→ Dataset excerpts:
§

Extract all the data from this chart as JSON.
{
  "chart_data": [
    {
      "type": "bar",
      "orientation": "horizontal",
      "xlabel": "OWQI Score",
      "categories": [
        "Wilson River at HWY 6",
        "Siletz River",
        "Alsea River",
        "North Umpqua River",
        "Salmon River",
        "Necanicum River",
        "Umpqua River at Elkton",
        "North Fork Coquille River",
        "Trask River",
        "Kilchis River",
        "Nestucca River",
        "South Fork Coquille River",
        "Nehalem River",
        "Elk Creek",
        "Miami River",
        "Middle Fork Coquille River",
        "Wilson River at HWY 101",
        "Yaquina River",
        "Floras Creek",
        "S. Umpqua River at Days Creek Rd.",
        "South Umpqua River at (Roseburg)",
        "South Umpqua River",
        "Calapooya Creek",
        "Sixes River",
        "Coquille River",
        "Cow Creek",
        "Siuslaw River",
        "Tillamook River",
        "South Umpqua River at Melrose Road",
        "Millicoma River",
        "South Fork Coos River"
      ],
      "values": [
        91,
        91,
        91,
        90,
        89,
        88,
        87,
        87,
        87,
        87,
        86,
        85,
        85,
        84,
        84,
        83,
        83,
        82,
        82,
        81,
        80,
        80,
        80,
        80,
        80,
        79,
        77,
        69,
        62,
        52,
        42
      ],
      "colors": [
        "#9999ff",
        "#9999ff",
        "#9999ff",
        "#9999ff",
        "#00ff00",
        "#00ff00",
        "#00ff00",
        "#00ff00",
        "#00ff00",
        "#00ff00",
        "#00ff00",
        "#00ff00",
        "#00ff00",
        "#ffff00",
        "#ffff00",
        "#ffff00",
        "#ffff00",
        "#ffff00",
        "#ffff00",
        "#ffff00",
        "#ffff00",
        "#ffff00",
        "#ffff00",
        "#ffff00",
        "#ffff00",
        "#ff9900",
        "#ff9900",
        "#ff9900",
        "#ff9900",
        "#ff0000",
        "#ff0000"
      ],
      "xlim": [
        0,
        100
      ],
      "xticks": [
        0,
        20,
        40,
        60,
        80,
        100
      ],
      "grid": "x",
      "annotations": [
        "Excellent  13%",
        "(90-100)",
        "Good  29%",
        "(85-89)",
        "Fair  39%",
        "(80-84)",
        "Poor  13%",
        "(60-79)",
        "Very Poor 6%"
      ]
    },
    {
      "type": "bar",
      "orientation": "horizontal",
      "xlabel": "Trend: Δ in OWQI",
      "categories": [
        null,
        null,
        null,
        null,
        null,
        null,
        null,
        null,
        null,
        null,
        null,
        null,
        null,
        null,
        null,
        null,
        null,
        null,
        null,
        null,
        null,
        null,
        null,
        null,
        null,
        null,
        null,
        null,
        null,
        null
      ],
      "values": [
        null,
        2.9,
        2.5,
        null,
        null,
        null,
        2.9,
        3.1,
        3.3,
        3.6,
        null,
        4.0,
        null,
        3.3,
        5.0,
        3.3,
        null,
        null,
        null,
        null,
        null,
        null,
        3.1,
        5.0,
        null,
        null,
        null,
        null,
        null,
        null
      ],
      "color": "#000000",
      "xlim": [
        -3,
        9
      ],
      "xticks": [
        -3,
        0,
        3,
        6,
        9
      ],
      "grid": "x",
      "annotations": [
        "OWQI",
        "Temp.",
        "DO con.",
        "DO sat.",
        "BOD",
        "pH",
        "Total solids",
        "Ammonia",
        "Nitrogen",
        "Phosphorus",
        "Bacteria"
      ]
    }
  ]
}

§

→ Prompt:
A full, exact copy of the entries is required. Return it.

→ Exercise response:
Extract all the data from this chart as JSON.
{
  "chart_data": [
    {
      "type": "bar",
      "orientation": "horizontal",
      "xlabel": "OWQI Score",
      "categories": [
        "Wilson River at HWY 6",
        "Siletz River",
        "Alsea River",
        "North Umpqua River",
        "Salmon River",
        "Necanicum River",
        "Umpqua River at Elkton",
        "North Fork Coquille River",
        "Trask River",
        "Kilchis River",
        "Nestucca River",
        "South Fork Coquille River",
        "Nehalem River",
        "Elk Creek",
        "Miami River",
        "Middle Fork Coquille River",
        "Wilson River at HWY 101",
        "Yaquina River",
        "Floras Creek",
        "S. Umpqua River at Days Creek Rd.",
        "South Umpqua River at (Roseburg)",
        "South Umpqua River",
        "Calapooya Creek",
        "Sixes River",
        "Coquille River",
        "Cow Creek",
        "Siuslaw River",
        "Tillamook River",
        "South Umpqua River at Melrose Road",
        "Millicoma River",
        "South Fork Coos River"
      ],
      "values": [
        91,
        91,
        91,
        90,
        89,
        88,
        87,
        87,
        87,
        87,
        86,
        85,
        85,
        84,
        84,
        83,
        83,
        82,
        82,
        81,
        80,
        80,
        80,
        80,
        80,
        79,
        77,
        69,
        62,
        52,
        42
      ],
      "colors": [
        "#9999ff",
        "#9999ff",
        "#9999ff",
        "#9999ff",
        "#00ff00",
        "#00ff00",
        "#00ff00",
        "#00ff00",
        "#00ff00",
        "#00ff00",
        "#00ff00",
        "#00ff00",
        "#00ff00",
        "#ffff00",
        "#ffff00",
        "#ffff00",
        "#ffff00",
        "#ffff00",
        "#ffff00",
        "#ffff00",
        "#ffff00",
        "#ffff00",
        "#ffff00",
        "#ffff00",
        "#ffff00",
        "#ff9900",
        "#ff9900",
        "#ff9900",
        "#ff9900",
        "#ff0000",
        "#ff0000"
      ],
      "xlim": [
        0,
        100
      ],
      "xticks": [
        0,
        20,
        40,
        60,
        80,
        100
      ],
      "grid": "x",
      "annotations": [
        "Excellent  13%",
        "(90-100)",
        "Good  29%",
        "(85-89)",
        "Fair  39%",
        "(80-84)",
        "Poor  13%",
        "(60-79)",
        "Very Poor 6%"
      ]
    },
    {
      "type": "bar",
      "orientation": "horizontal",
      "xlabel": "Trend: Δ in OWQI",
      "categories": [
        null,
        null,
        null,
        null,
        null,
        null,
        null,
        null,
        null,
        null,
        null,
        null,
        null,
        null,
        null,
        null,
        null,
        null,
        null,
        null,
        null,
        null,
        null,
        null,
        null,
        null,
        null,
        null,
        null,
        null
      ],
      "values": [
        null,
        2.9,
        2.5,
        null,
        null,
        null,
        2.9,
        3.1,
        3.3,
        3.6,
        null,
        4.0,
        null,
        3.3,
        5.0,
        3.3,
        null,
        null,
        null,
        null,
        null,
        null,
        3.1,
        5.0,
        null,
        null,
        null,
        null,
        null,
        null
      ],
      "color": "#000000",
      "xlim": [
        -3,
        9
      ],
      "xticks": [
        -3,
        0,
        3,
        6,
        9
      ],
      "grid": "x",
      "annotations": [
        "OWQI",
        "Temp.",
        "DO con.",
        "DO sat.",
        "BOD",
        "pH",
        "Total solids",
        "Ammonia",
        "Nitrogen",
        "Phosphorus",
        "Bacteria"
      ]
    }
  ]
}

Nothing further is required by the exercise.